=== TASK TO CARRY OUT ===
Return each line of the listing below, unchanged, and omit the images.

Rows from a dataset

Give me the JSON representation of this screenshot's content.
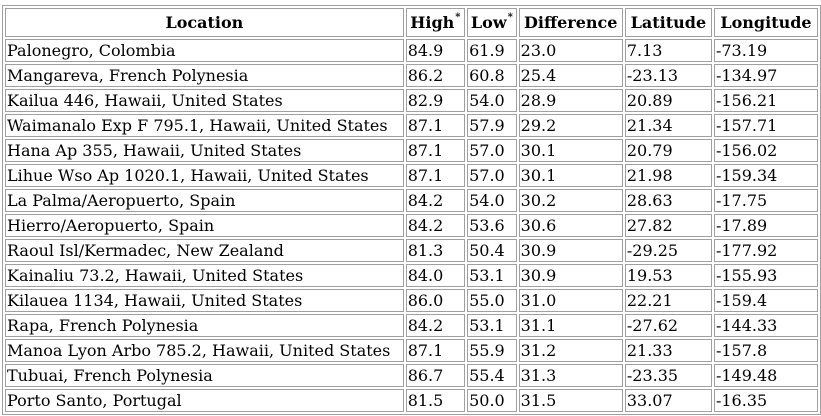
{
  "table": {
    "headers": {
      "location": "Location",
      "high": "High",
      "high_mark": "*",
      "low": "Low",
      "low_mark": "*",
      "difference": "Difference",
      "latitude": "Latitude",
      "longitude": "Longitude"
    },
    "rows": [
      {
        "location": "Palonegro, Colombia",
        "high": "84.9",
        "low": "61.9",
        "difference": "23.0",
        "latitude": "7.13",
        "longitude": "-73.19"
      },
      {
        "location": "Mangareva, French Polynesia",
        "high": "86.2",
        "low": "60.8",
        "difference": "25.4",
        "latitude": "-23.13",
        "longitude": "-134.97"
      },
      {
        "location": "Kailua 446, Hawaii, United States",
        "high": "82.9",
        "low": "54.0",
        "difference": "28.9",
        "latitude": "20.89",
        "longitude": "-156.21"
      },
      {
        "location": "Waimanalo Exp F 795.1, Hawaii, United States",
        "high": "87.1",
        "low": "57.9",
        "difference": "29.2",
        "latitude": "21.34",
        "longitude": "-157.71"
      },
      {
        "location": "Hana Ap 355, Hawaii, United States",
        "high": "87.1",
        "low": "57.0",
        "difference": "30.1",
        "latitude": "20.79",
        "longitude": "-156.02"
      },
      {
        "location": "Lihue Wso Ap 1020.1, Hawaii, United States",
        "high": "87.1",
        "low": "57.0",
        "difference": "30.1",
        "latitude": "21.98",
        "longitude": "-159.34"
      },
      {
        "location": "La Palma/Aeropuerto, Spain",
        "high": "84.2",
        "low": "54.0",
        "difference": "30.2",
        "latitude": "28.63",
        "longitude": "-17.75"
      },
      {
        "location": "Hierro/Aeropuerto, Spain",
        "high": "84.2",
        "low": "53.6",
        "difference": "30.6",
        "latitude": "27.82",
        "longitude": "-17.89"
      },
      {
        "location": "Raoul Isl/Kermadec, New Zealand",
        "high": "81.3",
        "low": "50.4",
        "difference": "30.9",
        "latitude": "-29.25",
        "longitude": "-177.92"
      },
      {
        "location": "Kainaliu 73.2, Hawaii, United States",
        "high": "84.0",
        "low": "53.1",
        "difference": "30.9",
        "latitude": "19.53",
        "longitude": "-155.93"
      },
      {
        "location": "Kilauea 1134, Hawaii, United States",
        "high": "86.0",
        "low": "55.0",
        "difference": "31.0",
        "latitude": "22.21",
        "longitude": "-159.4"
      },
      {
        "location": "Rapa, French Polynesia",
        "high": "84.2",
        "low": "53.1",
        "difference": "31.1",
        "latitude": "-27.62",
        "longitude": "-144.33"
      },
      {
        "location": "Manoa Lyon Arbo 785.2, Hawaii, United States",
        "high": "87.1",
        "low": "55.9",
        "difference": "31.2",
        "latitude": "21.33",
        "longitude": "-157.8"
      },
      {
        "location": "Tubuai, French Polynesia",
        "high": "86.7",
        "low": "55.4",
        "difference": "31.3",
        "latitude": "-23.35",
        "longitude": "-149.48"
      },
      {
        "location": "Porto Santo, Portugal",
        "high": "81.5",
        "low": "50.0",
        "difference": "31.5",
        "latitude": "33.07",
        "longitude": "-16.35"
      }
    ]
  }
}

=== SOLUTION FOR THIS TASK ===
Give me the JSON representation of this screenshot's content.
{
  "table": {
    "headers": {
      "location": "Location",
      "high": "High",
      "high_mark": "*",
      "low": "Low",
      "low_mark": "*",
      "difference": "Difference",
      "latitude": "Latitude",
      "longitude": "Longitude"
    },
    "rows": [
      {
        "location": "Palonegro, Colombia",
        "high": "84.9",
        "low": "61.9",
        "difference": "23.0",
        "latitude": "7.13",
        "longitude": "-73.19"
      },
      {
        "location": "Mangareva, French Polynesia",
        "high": "86.2",
        "low": "60.8",
        "difference": "25.4",
        "latitude": "-23.13",
        "longitude": "-134.97"
      },
      {
        "location": "Kailua 446, Hawaii, United States",
        "high": "82.9",
        "low": "54.0",
        "difference": "28.9",
        "latitude": "20.89",
        "longitude": "-156.21"
      },
      {
        "location": "Waimanalo Exp F 795.1, Hawaii, United States",
        "high": "87.1",
        "low": "57.9",
        "difference": "29.2",
        "latitude": "21.34",
        "longitude": "-157.71"
      },
      {
        "location": "Hana Ap 355, Hawaii, United States",
        "high": "87.1",
        "low": "57.0",
        "difference": "30.1",
        "latitude": "20.79",
        "longitude": "-156.02"
      },
      {
        "location": "Lihue Wso Ap 1020.1, Hawaii, United States",
        "high": "87.1",
        "low": "57.0",
        "difference": "30.1",
        "latitude": "21.98",
        "longitude": "-159.34"
      },
      {
        "location": "La Palma/Aeropuerto, Spain",
        "high": "84.2",
        "low": "54.0",
        "difference": "30.2",
        "latitude": "28.63",
        "longitude": "-17.75"
      },
      {
        "location": "Hierro/Aeropuerto, Spain",
        "high": "84.2",
        "low": "53.6",
        "difference": "30.6",
        "latitude": "27.82",
        "longitude": "-17.89"
      },
      {
        "location": "Raoul Isl/Kermadec, New Zealand",
        "high": "81.3",
        "low": "50.4",
        "difference": "30.9",
        "latitude": "-29.25",
        "longitude": "-177.92"
      },
      {
        "location": "Kainaliu 73.2, Hawaii, United States",
        "high": "84.0",
        "low": "53.1",
        "difference": "30.9",
        "latitude": "19.53",
        "longitude": "-155.93"
      },
      {
        "location": "Kilauea 1134, Hawaii, United States",
        "high": "86.0",
        "low": "55.0",
        "difference": "31.0",
        "latitude": "22.21",
        "longitude": "-159.4"
      },
      {
        "location": "Rapa, French Polynesia",
        "high": "84.2",
        "low": "53.1",
        "difference": "31.1",
        "latitude": "-27.62",
        "longitude": "-144.33"
      },
      {
        "location": "Manoa Lyon Arbo 785.2, Hawaii, United States",
        "high": "87.1",
        "low": "55.9",
        "difference": "31.2",
        "latitude": "21.33",
        "longitude": "-157.8"
      },
      {
        "location": "Tubuai, French Polynesia",
        "high": "86.7",
        "low": "55.4",
        "difference": "31.3",
        "latitude": "-23.35",
        "longitude": "-149.48"
      },
      {
        "location": "Porto Santo, Portugal",
        "high": "81.5",
        "low": "50.0",
        "difference": "31.5",
        "latitude": "33.07",
        "longitude": "-16.35"
      }
    ]
  }
}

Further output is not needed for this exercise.